Start

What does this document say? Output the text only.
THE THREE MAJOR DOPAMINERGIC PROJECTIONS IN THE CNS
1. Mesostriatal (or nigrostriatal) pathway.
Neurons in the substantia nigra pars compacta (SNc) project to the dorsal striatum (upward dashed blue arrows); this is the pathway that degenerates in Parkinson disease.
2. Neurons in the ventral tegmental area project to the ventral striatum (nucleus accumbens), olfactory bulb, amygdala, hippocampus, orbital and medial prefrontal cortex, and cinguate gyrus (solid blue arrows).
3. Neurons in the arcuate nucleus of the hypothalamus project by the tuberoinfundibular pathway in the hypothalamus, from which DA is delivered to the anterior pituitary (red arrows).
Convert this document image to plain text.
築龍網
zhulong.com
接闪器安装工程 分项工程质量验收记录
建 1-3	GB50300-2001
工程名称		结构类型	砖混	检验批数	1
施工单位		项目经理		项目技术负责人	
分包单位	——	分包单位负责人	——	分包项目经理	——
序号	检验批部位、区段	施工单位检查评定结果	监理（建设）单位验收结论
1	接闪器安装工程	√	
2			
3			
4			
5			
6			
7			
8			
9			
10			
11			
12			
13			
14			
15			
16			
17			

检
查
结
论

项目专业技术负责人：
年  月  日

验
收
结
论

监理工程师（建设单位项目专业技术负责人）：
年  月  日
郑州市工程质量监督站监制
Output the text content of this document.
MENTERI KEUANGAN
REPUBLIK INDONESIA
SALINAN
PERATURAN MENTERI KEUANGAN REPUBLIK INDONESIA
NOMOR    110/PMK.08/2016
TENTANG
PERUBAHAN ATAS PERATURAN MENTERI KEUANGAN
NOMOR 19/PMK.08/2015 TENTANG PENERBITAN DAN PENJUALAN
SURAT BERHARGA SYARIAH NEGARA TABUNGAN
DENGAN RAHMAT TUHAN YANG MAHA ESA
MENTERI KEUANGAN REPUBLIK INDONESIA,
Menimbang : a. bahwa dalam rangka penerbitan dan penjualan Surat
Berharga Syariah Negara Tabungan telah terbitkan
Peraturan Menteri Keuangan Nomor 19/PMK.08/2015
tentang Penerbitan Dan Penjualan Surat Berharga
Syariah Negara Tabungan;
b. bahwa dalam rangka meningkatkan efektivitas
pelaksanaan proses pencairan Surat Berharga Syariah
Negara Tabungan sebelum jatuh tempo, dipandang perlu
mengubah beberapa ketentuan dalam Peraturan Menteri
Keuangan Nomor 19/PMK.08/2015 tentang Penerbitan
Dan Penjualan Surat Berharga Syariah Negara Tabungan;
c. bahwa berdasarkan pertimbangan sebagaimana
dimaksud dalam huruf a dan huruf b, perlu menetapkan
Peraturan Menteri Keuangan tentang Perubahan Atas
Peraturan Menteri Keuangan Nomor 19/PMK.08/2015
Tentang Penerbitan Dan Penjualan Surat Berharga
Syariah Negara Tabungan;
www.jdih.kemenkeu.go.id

End

Problem to work on
All of the data above should be transcribed exactly.

Complete response
What does this document say? Output the text only.
THE THREE MAJOR DOPAMINERGIC PROJECTIONS IN THE CNS
1. Mesostriatal (or nigrostriatal) pathway.
Neurons in the substantia nigra pars compacta (SNc) project to the dorsal striatum (upward dashed blue arrows); this is the pathway that degenerates in Parkinson disease.
2. Neurons in the ventral tegmental area project to the ventral striatum (nucleus accumbens), olfactory bulb, amygdala, hippocampus, orbital and medial prefrontal cortex, and cinguate gyrus (solid blue arrows).
3. Neurons in the arcuate nucleus of the hypothalamus project by the tuberoinfundibular pathway in the hypothalamus, from which DA is delivered to the anterior pituitary (red arrows).
Convert this document image to plain text.
築龍網
zhulong.com
接闪器安装工程 分项工程质量验收记录
建 1-3	GB50300-2001
工程名称		结构类型	砖混	检验批数	1
施工单位		项目经理		项目技术负责人	
分包单位	——	分包单位负责人	——	分包项目经理	——
序号	检验批部位、区段	施工单位检查评定结果	监理（建设）单位验收结论
1	接闪器安装工程	√	
2			
3			
4			
5			
6			
7			
8			
9			
10			
11			
12			
13			
14			
15			
16			
17			

检
查
结
论

项目专业技术负责人：
年  月  日

验
收
结
论

监理工程师（建设单位项目专业技术负责人）：
年  月  日
郑州市工程质量监督站监制
Output the text content of this document.
MENTERI KEUANGAN
REPUBLIK INDONESIA
SALINAN
PERATURAN MENTERI KEUANGAN REPUBLIK INDONESIA
NOMOR    110/PMK.08/2016
TENTANG
PERUBAHAN ATAS PERATURAN MENTERI KEUANGAN
NOMOR 19/PMK.08/2015 TENTANG PENERBITAN DAN PENJUALAN
SURAT BERHARGA SYARIAH NEGARA TABUNGAN
DENGAN RAHMAT TUHAN YANG MAHA ESA
MENTERI KEUANGAN REPUBLIK INDONESIA,
Menimbang : a. bahwa dalam rangka penerbitan dan penjualan Surat
Berharga Syariah Negara Tabungan telah terbitkan
Peraturan Menteri Keuangan Nomor 19/PMK.08/2015
tentang Penerbitan Dan Penjualan Surat Berharga
Syariah Negara Tabungan;
b. bahwa dalam rangka meningkatkan efektivitas
pelaksanaan proses pencairan Surat Berharga Syariah
Negara Tabungan sebelum jatuh tempo, dipandang perlu
mengubah beberapa ketentuan dalam Peraturan Menteri
Keuangan Nomor 19/PMK.08/2015 tentang Penerbitan
Dan Penjualan Surat Berharga Syariah Negara Tabungan;
c. bahwa berdasarkan pertimbangan sebagaimana
dimaksud dalam huruf a dan huruf b, perlu menetapkan
Peraturan Menteri Keuangan tentang Perubahan Atas
Peraturan Menteri Keuangan Nomor 19/PMK.08/2015
Tentang Penerbitan Dan Penjualan Surat Berharga
Syariah Negara Tabungan;
www.jdih.kemenkeu.go.id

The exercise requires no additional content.